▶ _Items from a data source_
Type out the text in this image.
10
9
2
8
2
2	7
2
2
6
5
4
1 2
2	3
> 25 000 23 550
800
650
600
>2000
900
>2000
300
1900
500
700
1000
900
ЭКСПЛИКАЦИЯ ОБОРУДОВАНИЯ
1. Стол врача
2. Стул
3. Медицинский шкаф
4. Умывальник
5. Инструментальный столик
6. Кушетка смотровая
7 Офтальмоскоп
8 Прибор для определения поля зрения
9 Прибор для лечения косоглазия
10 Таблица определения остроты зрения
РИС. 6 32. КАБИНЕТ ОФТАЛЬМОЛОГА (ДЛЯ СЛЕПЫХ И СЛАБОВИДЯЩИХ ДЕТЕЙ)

▶ _EXERCISE_
Return every line above in which the string "Прибор" occurs.

▶ _SOLVED PROBLEM_
8 Прибор для определения поля зрения
9 Прибор для лечения косоглазия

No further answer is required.